[Data records]
# # #

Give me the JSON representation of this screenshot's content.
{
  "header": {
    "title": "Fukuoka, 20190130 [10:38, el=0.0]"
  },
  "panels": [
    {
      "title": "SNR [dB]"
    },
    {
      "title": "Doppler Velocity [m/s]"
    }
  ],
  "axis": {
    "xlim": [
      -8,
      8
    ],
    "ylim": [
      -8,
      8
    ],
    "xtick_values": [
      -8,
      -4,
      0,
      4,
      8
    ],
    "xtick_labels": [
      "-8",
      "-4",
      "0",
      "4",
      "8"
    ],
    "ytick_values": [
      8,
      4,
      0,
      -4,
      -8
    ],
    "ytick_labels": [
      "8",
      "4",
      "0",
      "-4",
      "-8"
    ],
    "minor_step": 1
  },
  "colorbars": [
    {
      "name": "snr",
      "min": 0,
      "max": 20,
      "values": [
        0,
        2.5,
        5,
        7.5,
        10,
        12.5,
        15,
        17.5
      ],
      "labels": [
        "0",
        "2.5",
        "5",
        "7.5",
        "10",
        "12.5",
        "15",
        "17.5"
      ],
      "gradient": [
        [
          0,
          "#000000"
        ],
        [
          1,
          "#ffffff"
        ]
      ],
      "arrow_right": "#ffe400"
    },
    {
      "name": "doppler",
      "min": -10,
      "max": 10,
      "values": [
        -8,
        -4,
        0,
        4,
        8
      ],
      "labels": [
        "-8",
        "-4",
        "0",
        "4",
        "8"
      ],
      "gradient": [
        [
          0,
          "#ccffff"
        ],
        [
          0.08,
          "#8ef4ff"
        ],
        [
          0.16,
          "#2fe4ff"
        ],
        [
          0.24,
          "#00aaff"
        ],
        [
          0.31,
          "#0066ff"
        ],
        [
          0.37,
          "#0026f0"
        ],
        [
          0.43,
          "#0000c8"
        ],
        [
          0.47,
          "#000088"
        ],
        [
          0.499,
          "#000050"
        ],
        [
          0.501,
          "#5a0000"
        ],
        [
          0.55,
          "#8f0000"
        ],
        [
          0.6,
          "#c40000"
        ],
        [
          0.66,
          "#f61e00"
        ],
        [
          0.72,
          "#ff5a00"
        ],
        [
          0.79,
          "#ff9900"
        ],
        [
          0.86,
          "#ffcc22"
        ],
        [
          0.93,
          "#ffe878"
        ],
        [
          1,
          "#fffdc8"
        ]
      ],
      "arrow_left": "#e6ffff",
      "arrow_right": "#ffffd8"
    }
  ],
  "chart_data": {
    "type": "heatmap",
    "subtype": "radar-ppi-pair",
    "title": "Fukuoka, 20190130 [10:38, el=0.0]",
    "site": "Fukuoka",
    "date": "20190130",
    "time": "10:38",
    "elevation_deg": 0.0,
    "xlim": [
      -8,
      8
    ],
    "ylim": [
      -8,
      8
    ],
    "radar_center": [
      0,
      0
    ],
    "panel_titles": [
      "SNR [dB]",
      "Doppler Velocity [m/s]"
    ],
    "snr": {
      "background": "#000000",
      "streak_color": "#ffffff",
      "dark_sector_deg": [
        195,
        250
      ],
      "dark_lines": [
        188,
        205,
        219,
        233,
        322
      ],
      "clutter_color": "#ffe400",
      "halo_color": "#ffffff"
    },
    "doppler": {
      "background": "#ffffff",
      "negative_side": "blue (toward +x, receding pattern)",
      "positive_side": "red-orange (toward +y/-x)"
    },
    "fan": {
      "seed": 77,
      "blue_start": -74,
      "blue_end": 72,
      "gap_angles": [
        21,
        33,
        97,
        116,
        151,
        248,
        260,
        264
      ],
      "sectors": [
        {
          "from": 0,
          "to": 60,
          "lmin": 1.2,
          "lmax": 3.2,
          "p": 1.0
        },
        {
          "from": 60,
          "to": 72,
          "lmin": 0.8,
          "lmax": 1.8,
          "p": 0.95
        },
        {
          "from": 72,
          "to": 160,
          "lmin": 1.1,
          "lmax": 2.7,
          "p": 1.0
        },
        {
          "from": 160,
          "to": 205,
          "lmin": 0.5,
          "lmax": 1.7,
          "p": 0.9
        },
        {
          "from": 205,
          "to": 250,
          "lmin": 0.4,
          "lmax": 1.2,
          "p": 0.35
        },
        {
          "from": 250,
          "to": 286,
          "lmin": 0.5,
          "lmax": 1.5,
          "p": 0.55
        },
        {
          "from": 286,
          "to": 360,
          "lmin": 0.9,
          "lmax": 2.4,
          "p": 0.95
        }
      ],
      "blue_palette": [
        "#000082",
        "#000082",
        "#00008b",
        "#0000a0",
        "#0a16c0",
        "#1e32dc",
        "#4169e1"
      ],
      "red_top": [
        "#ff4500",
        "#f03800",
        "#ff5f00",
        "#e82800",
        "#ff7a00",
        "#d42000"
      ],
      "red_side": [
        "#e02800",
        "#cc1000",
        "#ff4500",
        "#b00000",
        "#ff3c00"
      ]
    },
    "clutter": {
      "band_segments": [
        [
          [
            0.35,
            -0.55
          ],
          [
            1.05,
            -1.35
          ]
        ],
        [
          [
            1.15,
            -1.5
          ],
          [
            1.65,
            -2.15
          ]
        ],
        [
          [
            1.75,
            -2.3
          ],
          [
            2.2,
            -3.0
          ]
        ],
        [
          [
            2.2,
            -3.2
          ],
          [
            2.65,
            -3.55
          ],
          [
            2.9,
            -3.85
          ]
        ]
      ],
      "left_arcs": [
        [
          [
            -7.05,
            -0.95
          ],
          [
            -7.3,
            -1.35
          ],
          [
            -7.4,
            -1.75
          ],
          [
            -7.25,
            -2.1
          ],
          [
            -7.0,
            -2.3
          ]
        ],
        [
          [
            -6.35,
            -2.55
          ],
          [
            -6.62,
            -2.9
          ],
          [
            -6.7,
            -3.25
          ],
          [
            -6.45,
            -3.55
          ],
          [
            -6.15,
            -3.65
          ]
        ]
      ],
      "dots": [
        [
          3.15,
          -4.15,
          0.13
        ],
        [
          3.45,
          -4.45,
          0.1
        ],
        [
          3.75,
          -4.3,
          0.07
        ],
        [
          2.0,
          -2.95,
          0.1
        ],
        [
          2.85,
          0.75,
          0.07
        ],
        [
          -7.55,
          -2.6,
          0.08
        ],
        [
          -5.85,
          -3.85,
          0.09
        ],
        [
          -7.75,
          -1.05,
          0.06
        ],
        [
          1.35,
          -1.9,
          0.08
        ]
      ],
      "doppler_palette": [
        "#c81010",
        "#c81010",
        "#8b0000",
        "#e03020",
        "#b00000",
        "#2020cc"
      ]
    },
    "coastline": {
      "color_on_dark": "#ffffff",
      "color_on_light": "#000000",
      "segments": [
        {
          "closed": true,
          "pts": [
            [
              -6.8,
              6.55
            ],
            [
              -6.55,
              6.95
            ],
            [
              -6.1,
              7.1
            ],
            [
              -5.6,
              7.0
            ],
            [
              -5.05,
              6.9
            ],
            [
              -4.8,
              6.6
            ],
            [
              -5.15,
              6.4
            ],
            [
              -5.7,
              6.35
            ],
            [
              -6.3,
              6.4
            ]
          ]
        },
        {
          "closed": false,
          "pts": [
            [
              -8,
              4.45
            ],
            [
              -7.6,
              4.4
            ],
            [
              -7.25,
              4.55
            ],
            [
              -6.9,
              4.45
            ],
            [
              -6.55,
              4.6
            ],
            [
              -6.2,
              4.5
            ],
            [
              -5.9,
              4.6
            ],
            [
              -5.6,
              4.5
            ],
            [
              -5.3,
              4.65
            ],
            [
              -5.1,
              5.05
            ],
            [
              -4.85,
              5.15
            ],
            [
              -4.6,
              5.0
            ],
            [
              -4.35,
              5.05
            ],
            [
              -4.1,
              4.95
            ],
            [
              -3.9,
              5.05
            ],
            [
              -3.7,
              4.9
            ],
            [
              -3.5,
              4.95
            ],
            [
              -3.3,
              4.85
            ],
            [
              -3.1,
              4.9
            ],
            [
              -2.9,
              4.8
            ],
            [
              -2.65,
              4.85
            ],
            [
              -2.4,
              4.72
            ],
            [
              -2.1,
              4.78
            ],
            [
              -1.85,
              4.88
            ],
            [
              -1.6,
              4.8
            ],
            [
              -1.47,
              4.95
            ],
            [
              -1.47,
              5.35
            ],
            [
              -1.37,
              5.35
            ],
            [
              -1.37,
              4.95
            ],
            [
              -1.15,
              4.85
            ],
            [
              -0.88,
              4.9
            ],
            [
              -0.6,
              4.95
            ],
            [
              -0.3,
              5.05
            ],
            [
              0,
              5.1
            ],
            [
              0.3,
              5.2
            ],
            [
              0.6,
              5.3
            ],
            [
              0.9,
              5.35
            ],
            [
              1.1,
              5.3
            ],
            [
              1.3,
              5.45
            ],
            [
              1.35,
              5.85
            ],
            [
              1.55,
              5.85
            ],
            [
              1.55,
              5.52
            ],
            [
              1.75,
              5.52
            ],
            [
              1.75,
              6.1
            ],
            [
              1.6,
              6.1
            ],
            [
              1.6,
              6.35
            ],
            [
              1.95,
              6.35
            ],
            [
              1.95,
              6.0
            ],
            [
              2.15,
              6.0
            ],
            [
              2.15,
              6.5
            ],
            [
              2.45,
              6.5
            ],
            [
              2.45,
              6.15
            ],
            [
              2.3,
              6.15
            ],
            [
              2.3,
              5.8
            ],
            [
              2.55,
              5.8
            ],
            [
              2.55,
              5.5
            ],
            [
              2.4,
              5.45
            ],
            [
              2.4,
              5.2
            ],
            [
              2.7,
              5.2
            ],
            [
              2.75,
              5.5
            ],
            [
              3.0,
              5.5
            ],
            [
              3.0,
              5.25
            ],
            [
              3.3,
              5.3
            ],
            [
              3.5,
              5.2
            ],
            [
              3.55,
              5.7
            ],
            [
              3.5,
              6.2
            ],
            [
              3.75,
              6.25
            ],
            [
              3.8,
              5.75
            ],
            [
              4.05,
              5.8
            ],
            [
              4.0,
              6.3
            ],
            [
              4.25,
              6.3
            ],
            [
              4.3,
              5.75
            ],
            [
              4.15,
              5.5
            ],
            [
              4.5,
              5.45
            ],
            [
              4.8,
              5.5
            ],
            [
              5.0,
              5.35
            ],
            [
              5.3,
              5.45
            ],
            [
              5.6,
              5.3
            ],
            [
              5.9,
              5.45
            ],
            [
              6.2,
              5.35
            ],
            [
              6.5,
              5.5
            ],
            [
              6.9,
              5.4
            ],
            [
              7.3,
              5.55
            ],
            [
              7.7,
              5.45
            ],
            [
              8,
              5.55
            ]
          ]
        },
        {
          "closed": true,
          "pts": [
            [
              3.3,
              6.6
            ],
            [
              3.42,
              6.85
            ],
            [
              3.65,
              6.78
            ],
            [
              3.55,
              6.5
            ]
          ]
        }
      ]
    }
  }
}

# # #

**INSTRUCTIONS FOR THE TASK**
Look for lines containing the string "background" and copy them all.

**OUTPUT**
      "background": "#000000",
      "background": "#ffffff",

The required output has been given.